__THE REQUEST__: Would you quote every entry exactly, dropping only the pictures?

__Entries from a visual dataset__:
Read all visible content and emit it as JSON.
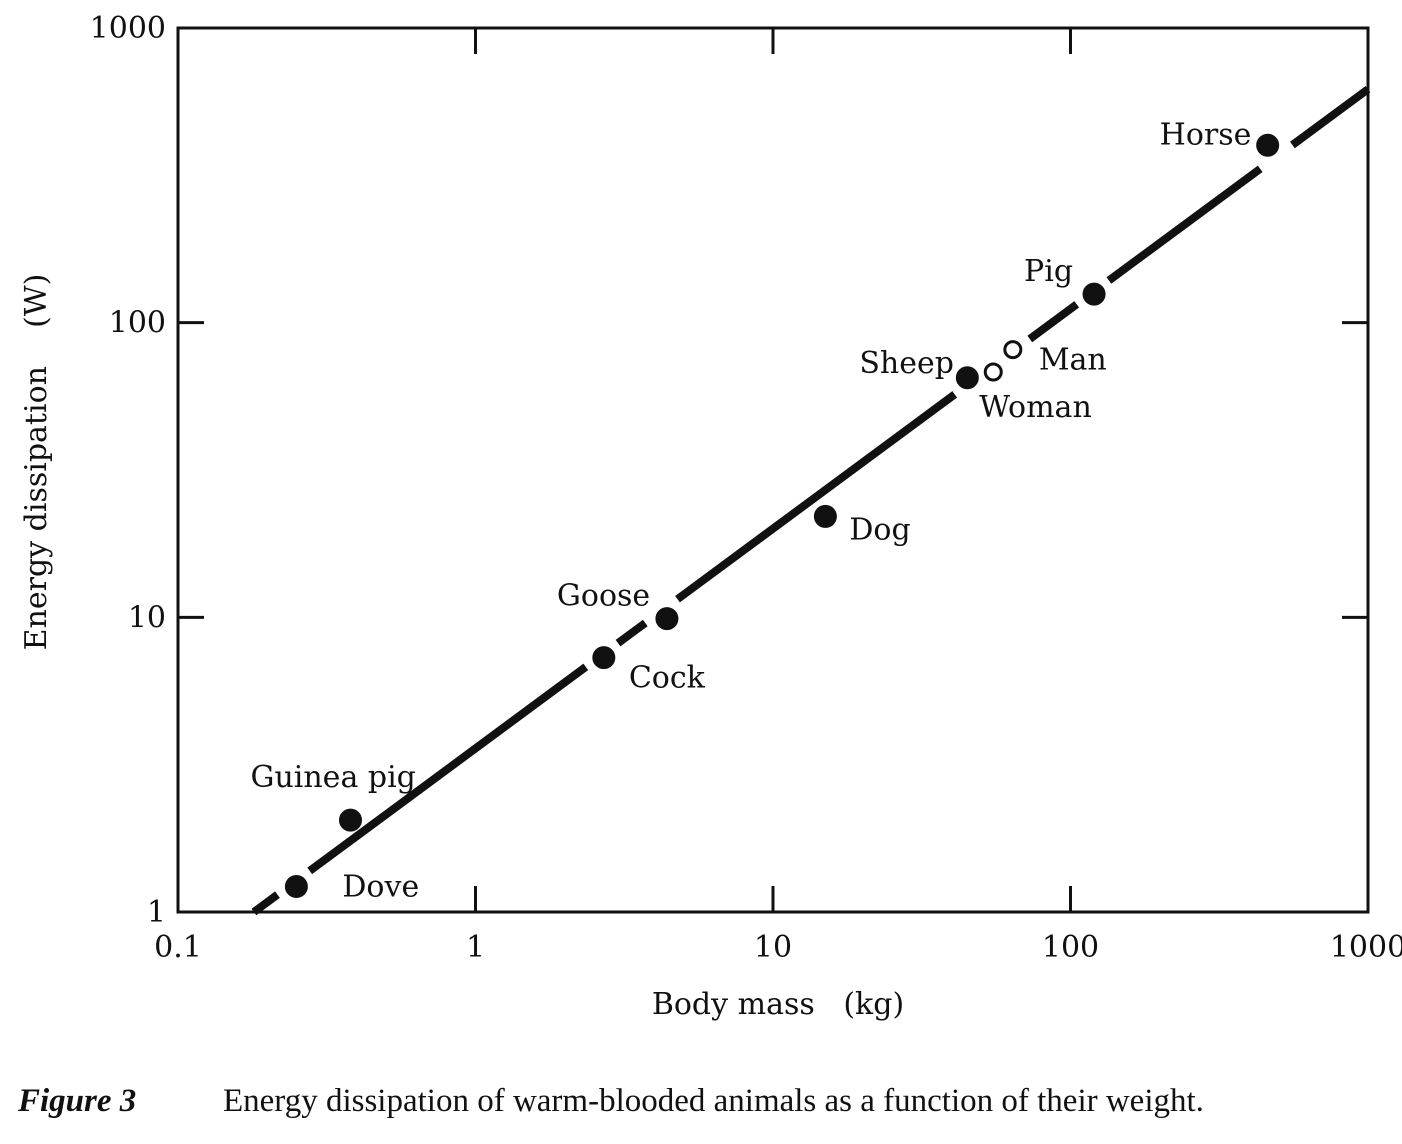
{
  "chart_data": {
    "type": "scatter",
    "x_scale": "log",
    "y_scale": "log",
    "xlim": [
      0.1,
      1000
    ],
    "ylim": [
      1,
      1000
    ],
    "xlabel": "Body mass   (kg)",
    "ylabel": "Energy dissipation    (W)",
    "x_ticks": [
      "0.1",
      "1",
      "10",
      "100",
      "1000"
    ],
    "y_ticks": [
      "1",
      "10",
      "100",
      "1000"
    ],
    "grid": false,
    "points": [
      {
        "name": "Dove",
        "x": 0.25,
        "y": 1.22,
        "filled": true
      },
      {
        "name": "Guinea pig",
        "x": 0.38,
        "y": 2.05,
        "filled": true
      },
      {
        "name": "Cock",
        "x": 2.7,
        "y": 7.3,
        "filled": true
      },
      {
        "name": "Goose",
        "x": 4.4,
        "y": 9.9,
        "filled": true
      },
      {
        "name": "Dog",
        "x": 15,
        "y": 22,
        "filled": true
      },
      {
        "name": "Sheep",
        "x": 45,
        "y": 65,
        "filled": true
      },
      {
        "name": "Woman",
        "x": 55,
        "y": 68,
        "filled": false
      },
      {
        "name": "Man",
        "x": 64,
        "y": 81,
        "filled": false
      },
      {
        "name": "Pig",
        "x": 120,
        "y": 125,
        "filled": true
      },
      {
        "name": "Horse",
        "x": 460,
        "y": 400,
        "filled": true
      }
    ],
    "fit_line": {
      "x": [
        0.18,
        1000
      ],
      "y": [
        1.0,
        620
      ]
    }
  },
  "caption": {
    "figure_label": "Figure 3",
    "text": "Energy dissipation of warm-blooded animals as a function of their weight."
  }
}
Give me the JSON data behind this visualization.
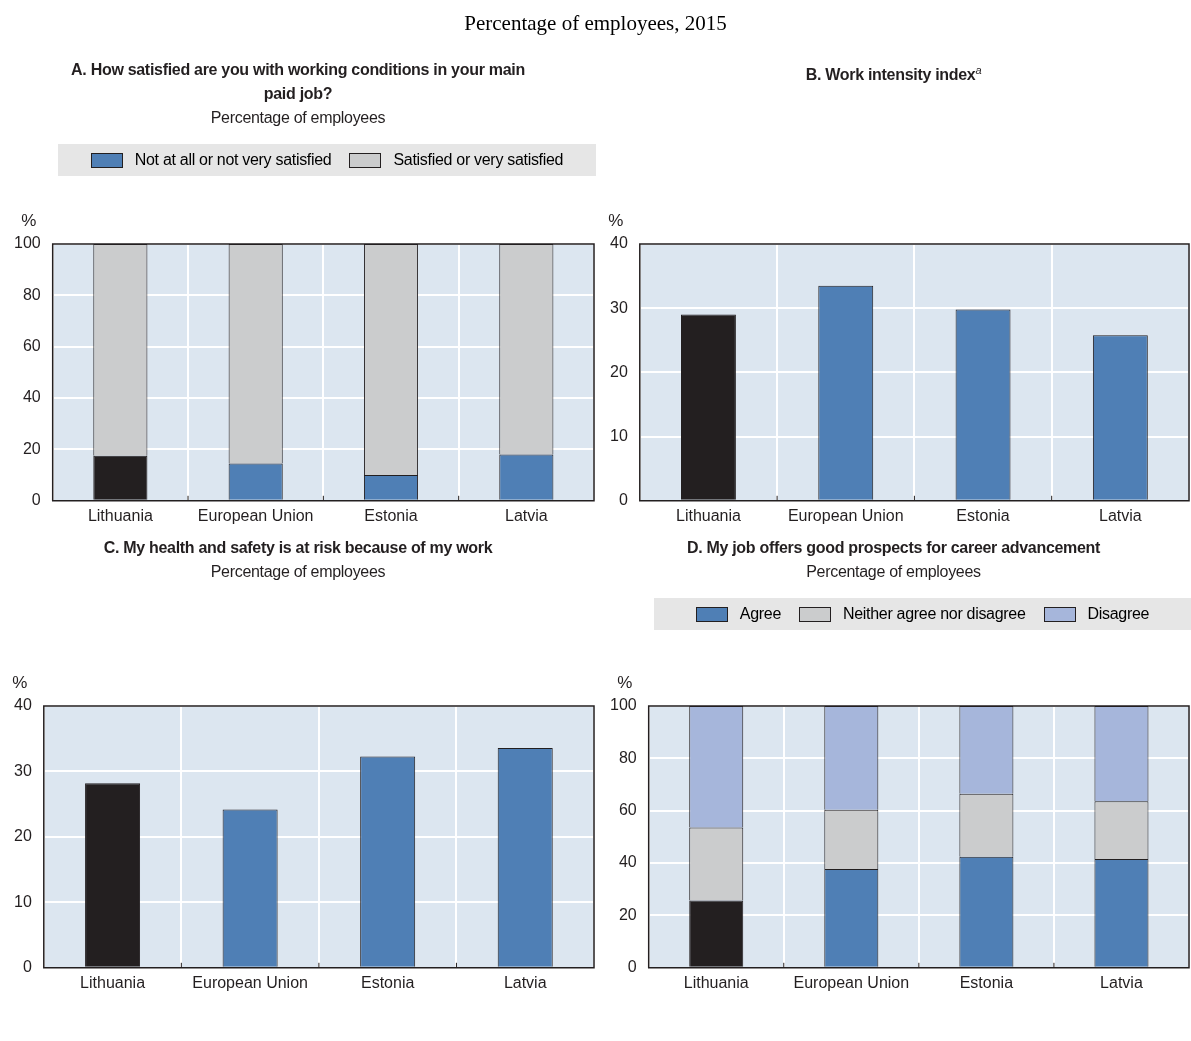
{
  "chart_data": [
    {
      "type": "other",
      "title": "Percentage of employees, 2015"
    },
    {
      "type": "bar",
      "title": "A. How satisfied are you with working conditions in your main paid job?",
      "subtitle": "Percentage of employees",
      "ylabel": "%",
      "categories": [
        "Lithuania",
        "European Union",
        "Estonia",
        "Latvia"
      ],
      "stacked": true,
      "legend": "top",
      "grid": true,
      "ylim": [
        0,
        100
      ],
      "yticks": [
        0,
        20,
        40,
        60,
        80,
        100
      ],
      "series": [
        {
          "name": "Not at all or not very satisfied",
          "color": "#4f7fb5",
          "colors": [
            "#231f20",
            "#4f7fb5",
            "#4f7fb5",
            "#4f7fb5"
          ],
          "values": [
            17.5,
            14.5,
            10,
            18
          ]
        },
        {
          "name": "Satisfied or very satisfied",
          "color": "#cbcccd",
          "values": [
            82.5,
            85.5,
            90,
            82
          ]
        }
      ]
    },
    {
      "type": "bar",
      "title": "B. Work intensity index$^{a}$",
      "ylabel": "%",
      "categories": [
        "Lithuania",
        "European Union",
        "Estonia",
        "Latvia"
      ],
      "grid": true,
      "ylim": [
        0,
        40
      ],
      "yticks": [
        0,
        10,
        20,
        30,
        40
      ],
      "series": [
        {
          "colors": [
            "#231f20",
            "#4f7fb5",
            "#4f7fb5",
            "#4f7fb5"
          ],
          "values": [
            29,
            33.5,
            29.8,
            25.8
          ]
        }
      ]
    },
    {
      "type": "bar",
      "title": "C. My health and safety is at risk because of my work",
      "subtitle": "Percentage of employees",
      "ylabel": "%",
      "categories": [
        "Lithuania",
        "European Union",
        "Estonia",
        "Latvia"
      ],
      "grid": true,
      "ylim": [
        0,
        40
      ],
      "yticks": [
        0,
        10,
        20,
        30,
        40
      ],
      "series": [
        {
          "colors": [
            "#231f20",
            "#4f7fb5",
            "#4f7fb5",
            "#4f7fb5"
          ],
          "values": [
            28.2,
            24.2,
            32.3,
            33.6
          ]
        }
      ]
    },
    {
      "type": "bar",
      "title": "D. My job offers good prospects for career advancement",
      "subtitle": "Percentage of employees",
      "ylabel": "%",
      "categories": [
        "Lithuania",
        "European Union",
        "Estonia",
        "Latvia"
      ],
      "stacked": true,
      "legend": "top",
      "grid": true,
      "ylim": [
        0,
        100
      ],
      "yticks": [
        0,
        20,
        40,
        60,
        80,
        100
      ],
      "series": [
        {
          "name": "Agree",
          "color": "#4f7fb5",
          "colors": [
            "#231f20",
            "#4f7fb5",
            "#4f7fb5",
            "#4f7fb5"
          ],
          "values": [
            25.7,
            37.7,
            42.4,
            41.6
          ]
        },
        {
          "name": "Neither agree nor disagree",
          "color": "#cbcccd",
          "values": [
            27.9,
            22.7,
            24.1,
            22
          ]
        },
        {
          "name": "Disagree",
          "color": "#a6b6db",
          "values": [
            46.4,
            39.6,
            33.5,
            36.4
          ]
        }
      ]
    }
  ]
}
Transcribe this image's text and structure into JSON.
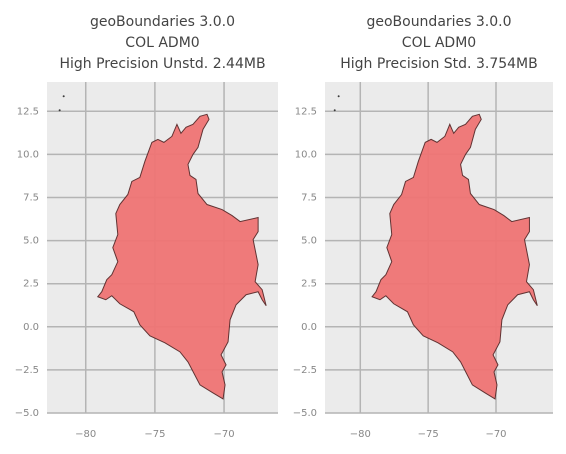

__THE ANSWER__:
Read all visible content and emit it as JSON.
{
  "chart_data": {
    "type": "scatter",
    "x_scale": "log",
    "y_scale": "log",
    "xlim": [
      0.1,
      1000
    ],
    "ylim": [
      1,
      1000
    ],
    "xlabel": "Body mass   (kg)",
    "ylabel": "Energy dissipation    (W)",
    "x_ticks": [
      "0.1",
      "1",
      "10",
      "100",
      "1000"
    ],
    "y_ticks": [
      "1",
      "10",
      "100",
      "1000"
    ],
    "grid": false,
    "points": [
      {
        "name": "Dove",
        "x": 0.25,
        "y": 1.22,
        "filled": true
      },
      {
        "name": "Guinea pig",
        "x": 0.38,
        "y": 2.05,
        "filled": true
      },
      {
        "name": "Cock",
        "x": 2.7,
        "y": 7.3,
        "filled": true
      },
      {
        "name": "Goose",
        "x": 4.4,
        "y": 9.9,
        "filled": true
      },
      {
        "name": "Dog",
        "x": 15,
        "y": 22,
        "filled": true
      },
      {
        "name": "Sheep",
        "x": 45,
        "y": 65,
        "filled": true
      },
      {
        "name": "Woman",
        "x": 55,
        "y": 68,
        "filled": false
      },
      {
        "name": "Man",
        "x": 64,
        "y": 81,
        "filled": false
      },
      {
        "name": "Pig",
        "x": 120,
        "y": 125,
        "filled": true
      },
      {
        "name": "Horse",
        "x": 460,
        "y": 400,
        "filled": true
      }
    ],
    "fit_line": {
      "x": [
        0.18,
        1000
      ],
      "y": [
        1.0,
        620
      ]
    }
  },
  "caption": {
    "figure_label": "Figure 3",
    "text": "Energy dissipation of warm-blooded animals as a function of their weight."
  }
}
Give me the JSON data behind this visualization.
{
  "chart_data": [
    {
      "type": "other",
      "title": "Percentage of employees, 2015"
    },
    {
      "type": "bar",
      "title": "A. How satisfied are you with working conditions in your main paid job?",
      "subtitle": "Percentage of employees",
      "ylabel": "%",
      "categories": [
        "Lithuania",
        "European Union",
        "Estonia",
        "Latvia"
      ],
      "stacked": true,
      "legend": "top",
      "grid": true,
      "ylim": [
        0,
        100
      ],
      "yticks": [
        0,
        20,
        40,
        60,
        80,
        100
      ],
      "series": [
        {
          "name": "Not at all or not very satisfied",
          "color": "#4f7fb5",
          "colors": [
            "#231f20",
            "#4f7fb5",
            "#4f7fb5",
            "#4f7fb5"
          ],
          "values": [
            17.5,
            14.5,
            10,
            18
          ]
        },
        {
          "name": "Satisfied or very satisfied",
          "color": "#cbcccd",
          "values": [
            82.5,
            85.5,
            90,
            82
          ]
        }
      ]
    },
    {
      "type": "bar",
      "title": "B. Work intensity index$^{a}$",
      "ylabel": "%",
      "categories": [
        "Lithuania",
        "European Union",
        "Estonia",
        "Latvia"
      ],
      "grid": true,
      "ylim": [
        0,
        40
      ],
      "yticks": [
        0,
        10,
        20,
        30,
        40
      ],
      "series": [
        {
          "colors": [
            "#231f20",
            "#4f7fb5",
            "#4f7fb5",
            "#4f7fb5"
          ],
          "values": [
            29,
            33.5,
            29.8,
            25.8
          ]
        }
      ]
    },
    {
      "type": "bar",
      "title": "C. My health and safety is at risk because of my work",
      "subtitle": "Percentage of employees",
      "ylabel": "%",
      "categories": [
        "Lithuania",
        "European Union",
        "Estonia",
        "Latvia"
      ],
      "grid": true,
      "ylim": [
        0,
        40
      ],
      "yticks": [
        0,
        10,
        20,
        30,
        40
      ],
      "series": [
        {
          "colors": [
            "#231f20",
            "#4f7fb5",
            "#4f7fb5",
            "#4f7fb5"
          ],
          "values": [
            28.2,
            24.2,
            32.3,
            33.6
          ]
        }
      ]
    },
    {
      "type": "bar",
      "title": "D. My job offers good prospects for career advancement",
      "subtitle": "Percentage of employees",
      "ylabel": "%",
      "categories": [
        "Lithuania",
        "European Union",
        "Estonia",
        "Latvia"
      ],
      "stacked": true,
      "legend": "top",
      "grid": true,
      "ylim": [
        0,
        100
      ],
      "yticks": [
        0,
        20,
        40,
        60,
        80,
        100
      ],
      "series": [
        {
          "name": "Agree",
          "color": "#4f7fb5",
          "colors": [
            "#231f20",
            "#4f7fb5",
            "#4f7fb5",
            "#4f7fb5"
          ],
          "values": [
            25.7,
            37.7,
            42.4,
            41.6
          ]
        },
        {
          "name": "Neither agree nor disagree",
          "color": "#cbcccd",
          "values": [
            27.9,
            22.7,
            24.1,
            22
          ]
        },
        {
          "name": "Disagree",
          "color": "#a6b6db",
          "values": [
            46.4,
            39.6,
            33.5,
            36.4
          ]
        }
      ]
    }
  ]
}
Transcribe this image's text and structure into JSON.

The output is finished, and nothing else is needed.